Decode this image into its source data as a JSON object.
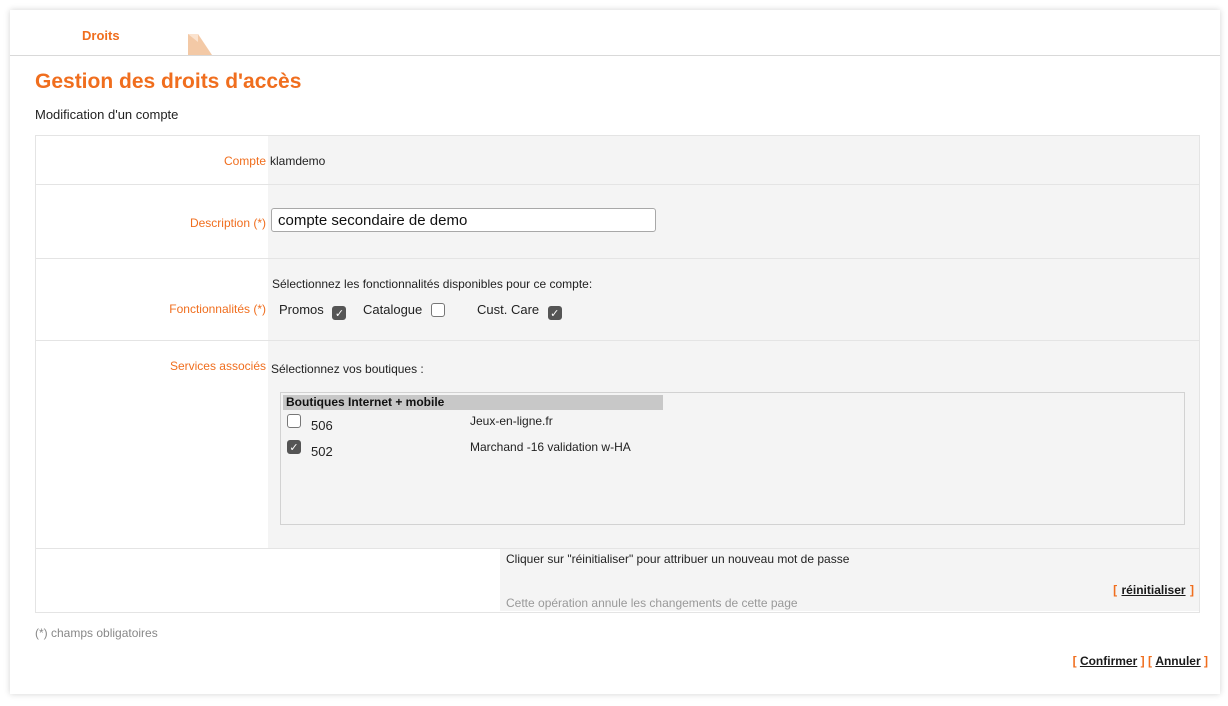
{
  "tabs": [
    {
      "label": "Droits"
    }
  ],
  "page": {
    "title": "Gestion des droits d'accès",
    "subtitle": "Modification d'un compte"
  },
  "form": {
    "account": {
      "label": "Compte",
      "value": "klamdemo"
    },
    "description": {
      "label": "Description (*)",
      "value": "compte secondaire de demo"
    },
    "features": {
      "label": "Fonctionnalités (*)",
      "prompt": "Sélectionnez les fonctionnalités disponibles pour ce compte:",
      "options": [
        {
          "label": "Promos",
          "checked": true
        },
        {
          "label": "Catalogue",
          "checked": false
        },
        {
          "label": "Cust. Care",
          "checked": true
        }
      ]
    },
    "services": {
      "label": "Services associés",
      "prompt": "Sélectionnez vos boutiques :",
      "group_header": "Boutiques Internet + mobile",
      "shops": [
        {
          "id": "506",
          "name": "Jeux-en-ligne.fr",
          "checked": false
        },
        {
          "id": "502",
          "name": "Marchand -16 validation w-HA",
          "checked": true
        }
      ]
    },
    "reset": {
      "info": "Cliquer sur \"réinitialiser\" pour attribuer un nouveau mot de passe",
      "link": "réinitialiser",
      "warning": "Cette opération annule les changements de cette page"
    }
  },
  "footer": {
    "required_note": "(*) champs obligatoires",
    "confirm": "Confirmer",
    "cancel": "Annuler"
  },
  "brackets": {
    "open": "[",
    "close": "]"
  },
  "colors": {
    "accent": "#f06e1e",
    "panel": "#f4f4f4",
    "border": "#e4e4e4"
  }
}
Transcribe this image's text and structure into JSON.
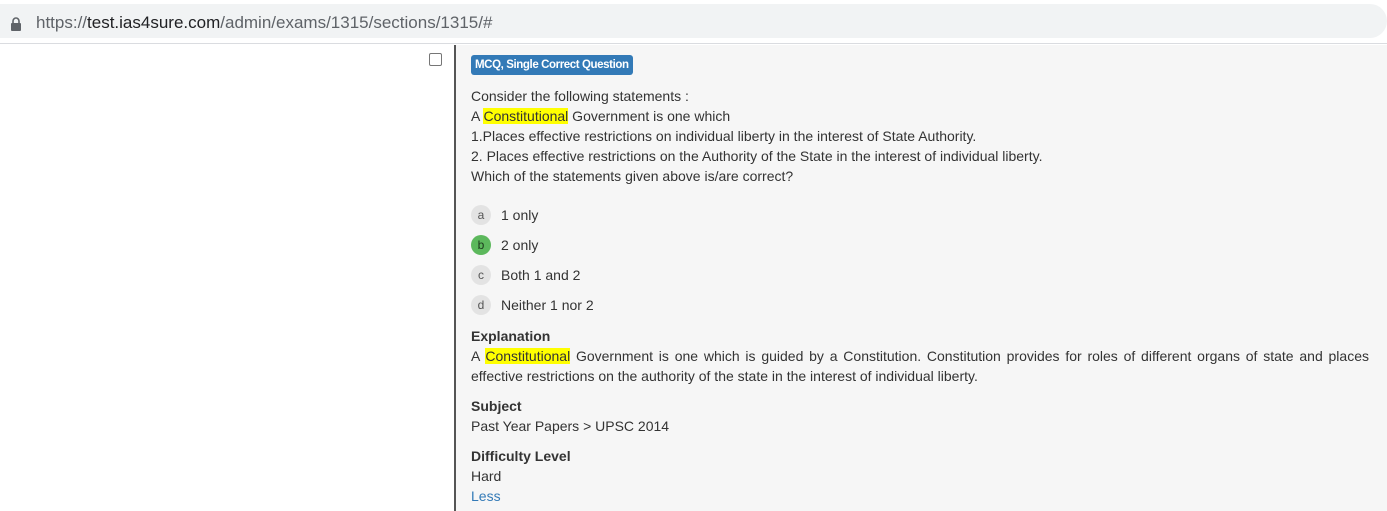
{
  "browser": {
    "url_prefix": "https://",
    "url_host": "test.ias4sure.com",
    "url_path": "/admin/exams/1315/sections/1315/#",
    "lock_icon": "lock-icon"
  },
  "question": {
    "type_badge": "MCQ, Single Correct Question",
    "intro": "Consider the following statements :",
    "line2_pre": "A ",
    "highlight_word": "Constitutional",
    "line2_post": " Government is one which",
    "statement1": "1.Places effective restrictions on individual liberty in the interest of State Authority.",
    "statement2": "2. Places effective restrictions on the Authority of the State in the interest of individual liberty.",
    "prompt": "Which of the statements given above is/are correct?"
  },
  "options": [
    {
      "letter": "a",
      "text": "1 only",
      "correct": false
    },
    {
      "letter": "b",
      "text": "2 only",
      "correct": true
    },
    {
      "letter": "c",
      "text": "Both 1 and 2",
      "correct": false
    },
    {
      "letter": "d",
      "text": "Neither 1 nor 2",
      "correct": false
    }
  ],
  "explanation": {
    "title": "Explanation",
    "pre": "A ",
    "highlight_word": "Constitutional",
    "post": " Government is one which is guided by a Constitution. Constitution provides for roles of different organs of state and places effective restrictions on the authority of the state in the interest of individual liberty."
  },
  "subject": {
    "title": "Subject",
    "value": "Past Year Papers > UPSC 2014"
  },
  "difficulty": {
    "title": "Difficulty Level",
    "value": "Hard"
  },
  "less_link": "Less",
  "colors": {
    "badge": "#337ab7",
    "correct": "#5cb85c",
    "highlight": "#ffff00",
    "link": "#337ab7"
  }
}
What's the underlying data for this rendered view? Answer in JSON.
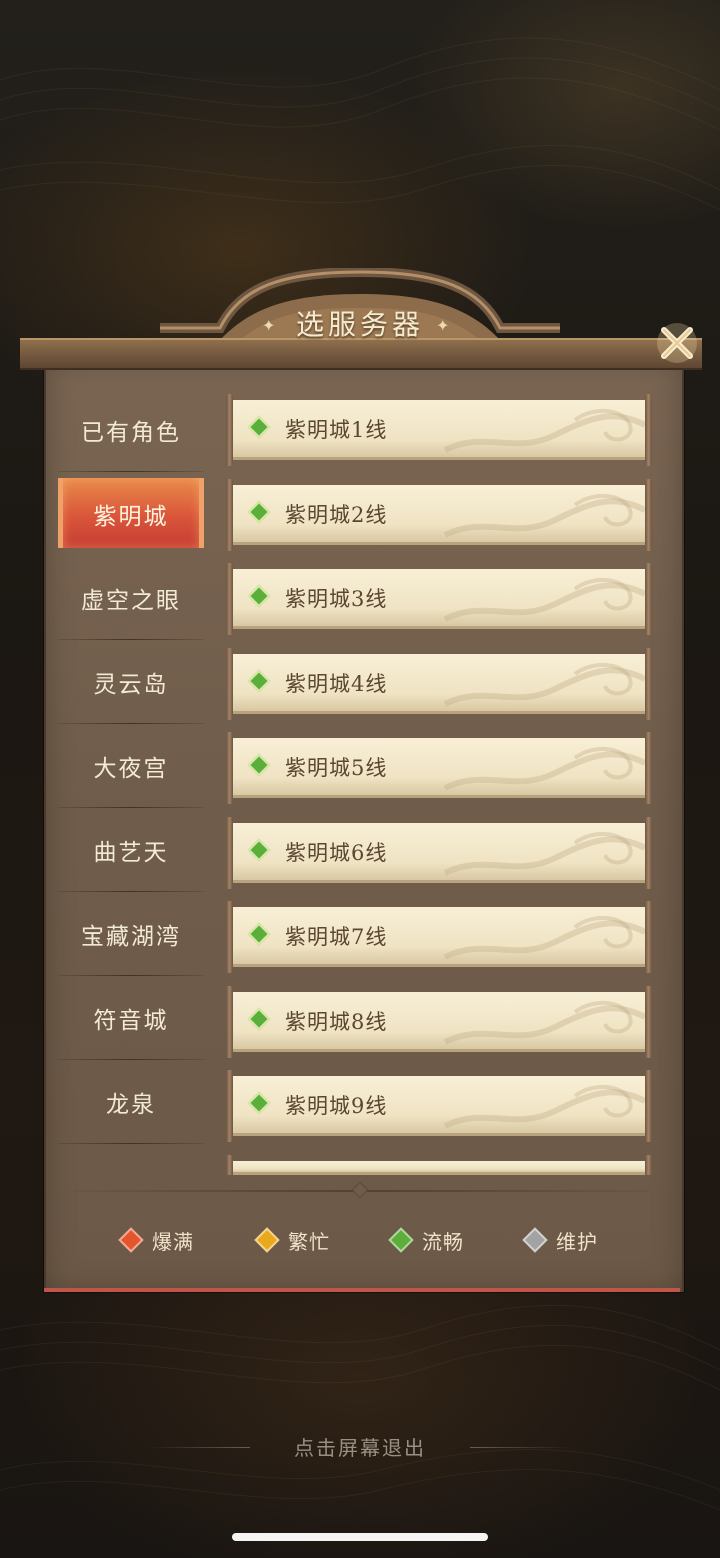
{
  "title": "选服务器",
  "regions": [
    {
      "label": "已有角色",
      "selected": false
    },
    {
      "label": "紫明城",
      "selected": true
    },
    {
      "label": "虚空之眼",
      "selected": false
    },
    {
      "label": "灵云岛",
      "selected": false
    },
    {
      "label": "大夜宫",
      "selected": false
    },
    {
      "label": "曲艺天",
      "selected": false
    },
    {
      "label": "宝藏湖湾",
      "selected": false
    },
    {
      "label": "符音城",
      "selected": false
    },
    {
      "label": "龙泉",
      "selected": false
    }
  ],
  "servers": [
    {
      "name": "紫明城1线",
      "status": "流畅"
    },
    {
      "name": "紫明城2线",
      "status": "流畅"
    },
    {
      "name": "紫明城3线",
      "status": "流畅"
    },
    {
      "name": "紫明城4线",
      "status": "流畅"
    },
    {
      "name": "紫明城5线",
      "status": "流畅"
    },
    {
      "name": "紫明城6线",
      "status": "流畅"
    },
    {
      "name": "紫明城7线",
      "status": "流畅"
    },
    {
      "name": "紫明城8线",
      "status": "流畅"
    },
    {
      "name": "紫明城9线",
      "status": "流畅"
    }
  ],
  "legend": [
    {
      "label": "爆满",
      "color": "#e5552c"
    },
    {
      "label": "繁忙",
      "color": "#e8a91f"
    },
    {
      "label": "流畅",
      "color": "#5cae3a"
    },
    {
      "label": "维护",
      "color": "#a3a3a3"
    }
  ],
  "status_colors": {
    "爆满": "#e5552c",
    "繁忙": "#e8a91f",
    "流畅": "#5cae3a",
    "维护": "#a3a3a3"
  },
  "exit_hint": "点击屏幕退出",
  "icons": {
    "close": "close-icon",
    "status": "diamond-status-icon"
  }
}
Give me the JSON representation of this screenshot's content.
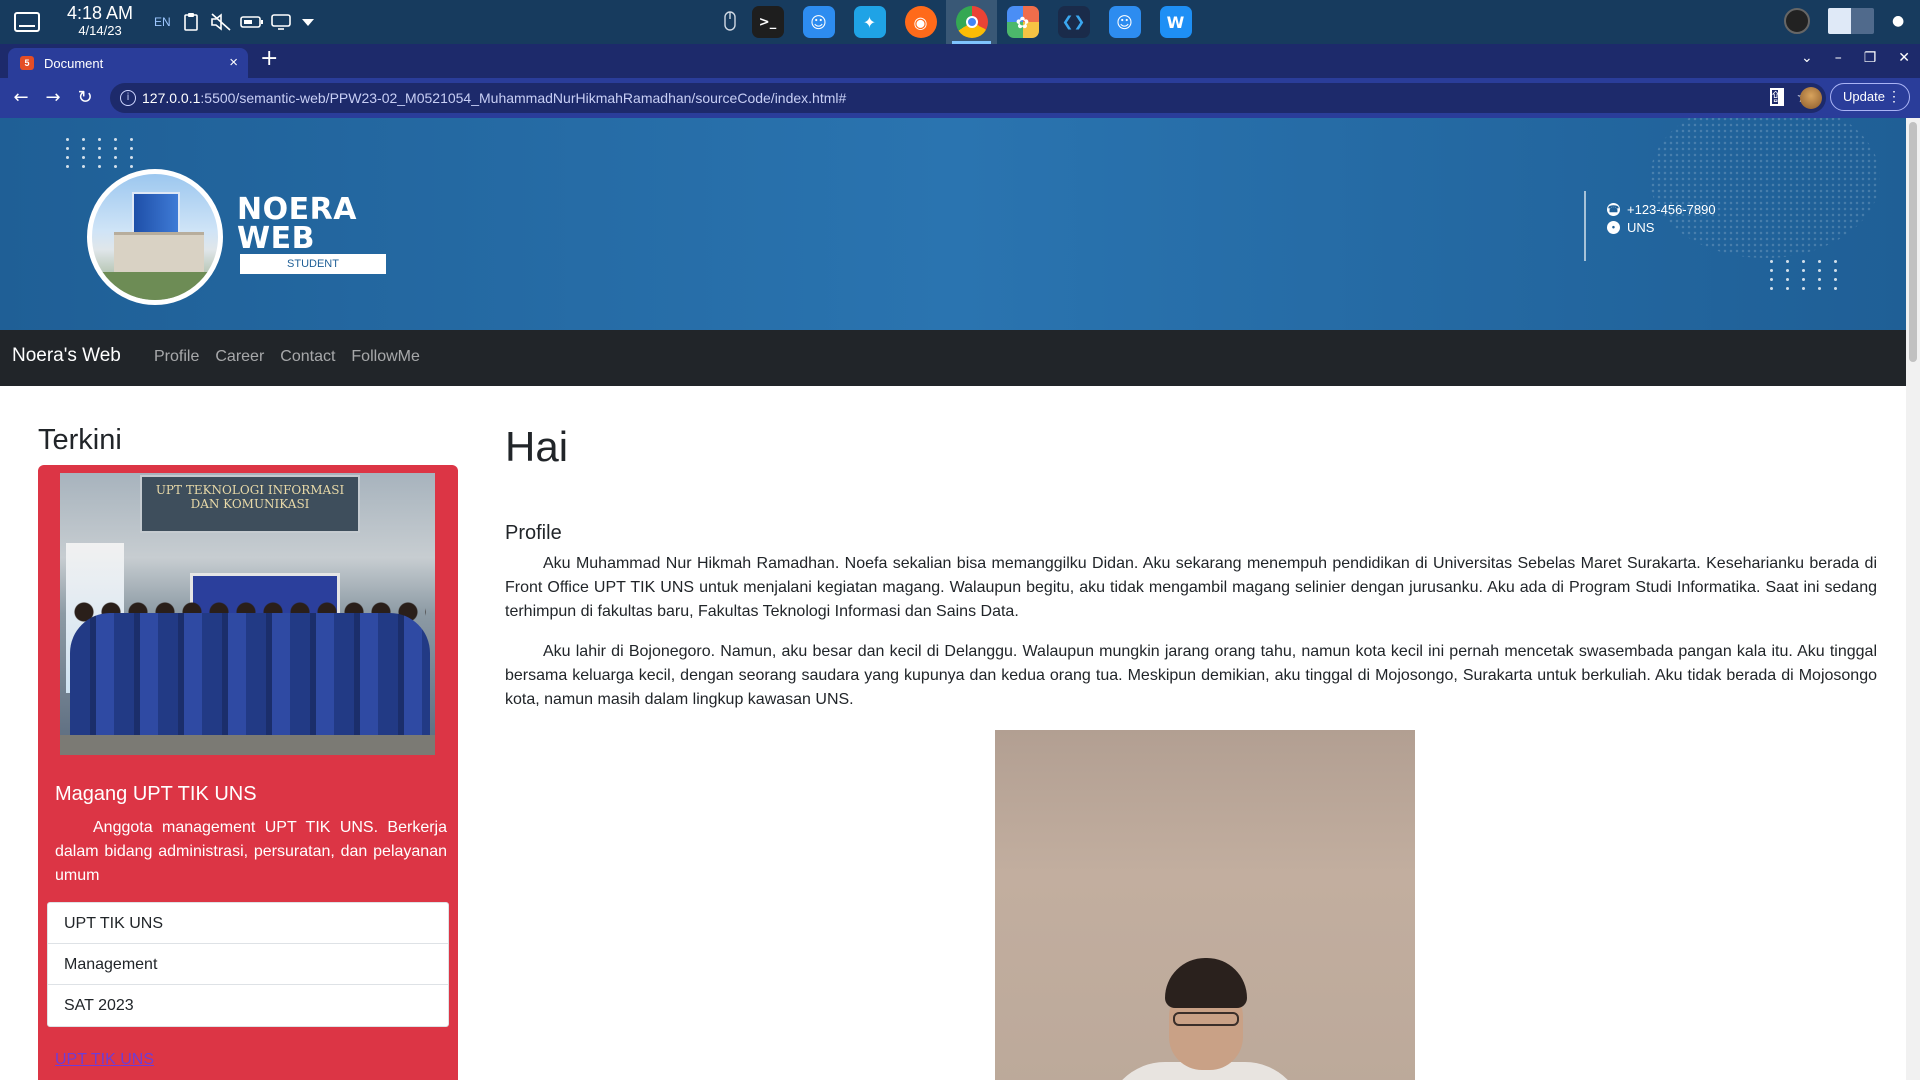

■ ■ ■ ■

### [Stated exercise]
All the lines above are to be given again exactly as they read, with the pictures removed.

### [Result]
Decode this image into its source data as a JSON object.
{
  "tabs": [
    {
      "label": "Droits"
    }
  ],
  "page": {
    "title": "Gestion des droits d'accès",
    "subtitle": "Modification d'un compte"
  },
  "form": {
    "account": {
      "label": "Compte",
      "value": "klamdemo"
    },
    "description": {
      "label": "Description (*)",
      "value": "compte secondaire de demo"
    },
    "features": {
      "label": "Fonctionnalités (*)",
      "prompt": "Sélectionnez les fonctionnalités disponibles pour ce compte:",
      "options": [
        {
          "label": "Promos",
          "checked": true
        },
        {
          "label": "Catalogue",
          "checked": false
        },
        {
          "label": "Cust. Care",
          "checked": true
        }
      ]
    },
    "services": {
      "label": "Services associés",
      "prompt": "Sélectionnez vos boutiques :",
      "group_header": "Boutiques Internet + mobile",
      "shops": [
        {
          "id": "506",
          "name": "Jeux-en-ligne.fr",
          "checked": false
        },
        {
          "id": "502",
          "name": "Marchand -16 validation w-HA",
          "checked": true
        }
      ]
    },
    "reset": {
      "info": "Cliquer sur \"réinitialiser\" pour attribuer un nouveau mot de passe",
      "link": "réinitialiser",
      "warning": "Cette opération annule les changements de cette page"
    }
  },
  "footer": {
    "required_note": "(*) champs obligatoires",
    "confirm": "Confirmer",
    "cancel": "Annuler"
  },
  "brackets": {
    "open": "[",
    "close": "]"
  },
  "colors": {
    "accent": "#f06e1e",
    "panel": "#f4f4f4",
    "border": "#e4e4e4"
  }
}
Transcribe this image's text and structure into JSON.
{
  "browser": {
    "url_prefix": "https://",
    "url_host": "test.ias4sure.com",
    "url_path": "/admin/exams/1315/sections/1315/#",
    "lock_icon": "lock-icon"
  },
  "question": {
    "type_badge": "MCQ, Single Correct Question",
    "intro": "Consider the following statements :",
    "line2_pre": "A ",
    "highlight_word": "Constitutional",
    "line2_post": " Government is one which",
    "statement1": "1.Places effective restrictions on individual liberty in the interest of State Authority.",
    "statement2": "2. Places effective restrictions on the Authority of the State in the interest of individual liberty.",
    "prompt": "Which of the statements given above is/are correct?"
  },
  "options": [
    {
      "letter": "a",
      "text": "1 only",
      "correct": false
    },
    {
      "letter": "b",
      "text": "2 only",
      "correct": true
    },
    {
      "letter": "c",
      "text": "Both 1 and 2",
      "correct": false
    },
    {
      "letter": "d",
      "text": "Neither 1 nor 2",
      "correct": false
    }
  ],
  "explanation": {
    "title": "Explanation",
    "pre": "A ",
    "highlight_word": "Constitutional",
    "post": " Government is one which is guided by a Constitution. Constitution provides for roles of different organs of state and places effective restrictions on the authority of the state in the interest of individual liberty."
  },
  "subject": {
    "title": "Subject",
    "value": "Past Year Papers > UPSC 2014"
  },
  "difficulty": {
    "title": "Difficulty Level",
    "value": "Hard"
  },
  "less_link": "Less",
  "colors": {
    "badge": "#337ab7",
    "correct": "#5cb85c",
    "highlight": "#ffff00",
    "link": "#337ab7"
  }
}
What's the underlying data for this rendered view? Answer in JSON.
{
  "title": "选服务器",
  "regions": [
    {
      "label": "已有角色",
      "selected": false
    },
    {
      "label": "紫明城",
      "selected": true
    },
    {
      "label": "虚空之眼",
      "selected": false
    },
    {
      "label": "灵云岛",
      "selected": false
    },
    {
      "label": "大夜宫",
      "selected": false
    },
    {
      "label": "曲艺天",
      "selected": false
    },
    {
      "label": "宝藏湖湾",
      "selected": false
    },
    {
      "label": "符音城",
      "selected": false
    },
    {
      "label": "龙泉",
      "selected": false
    }
  ],
  "servers": [
    {
      "name": "紫明城1线",
      "status": "流畅"
    },
    {
      "name": "紫明城2线",
      "status": "流畅"
    },
    {
      "name": "紫明城3线",
      "status": "流畅"
    },
    {
      "name": "紫明城4线",
      "status": "流畅"
    },
    {
      "name": "紫明城5线",
      "status": "流畅"
    },
    {
      "name": "紫明城6线",
      "status": "流畅"
    },
    {
      "name": "紫明城7线",
      "status": "流畅"
    },
    {
      "name": "紫明城8线",
      "status": "流畅"
    },
    {
      "name": "紫明城9线",
      "status": "流畅"
    }
  ],
  "legend": [
    {
      "label": "爆满",
      "color": "#e5552c"
    },
    {
      "label": "繁忙",
      "color": "#e8a91f"
    },
    {
      "label": "流畅",
      "color": "#5cae3a"
    },
    {
      "label": "维护",
      "color": "#a3a3a3"
    }
  ],
  "status_colors": {
    "爆满": "#e5552c",
    "繁忙": "#e8a91f",
    "流畅": "#5cae3a",
    "维护": "#a3a3a3"
  },
  "exit_hint": "点击屏幕退出",
  "icons": {
    "close": "close-icon",
    "status": "diamond-status-icon"
  }
}
Give me the JSON representation of this screenshot's content.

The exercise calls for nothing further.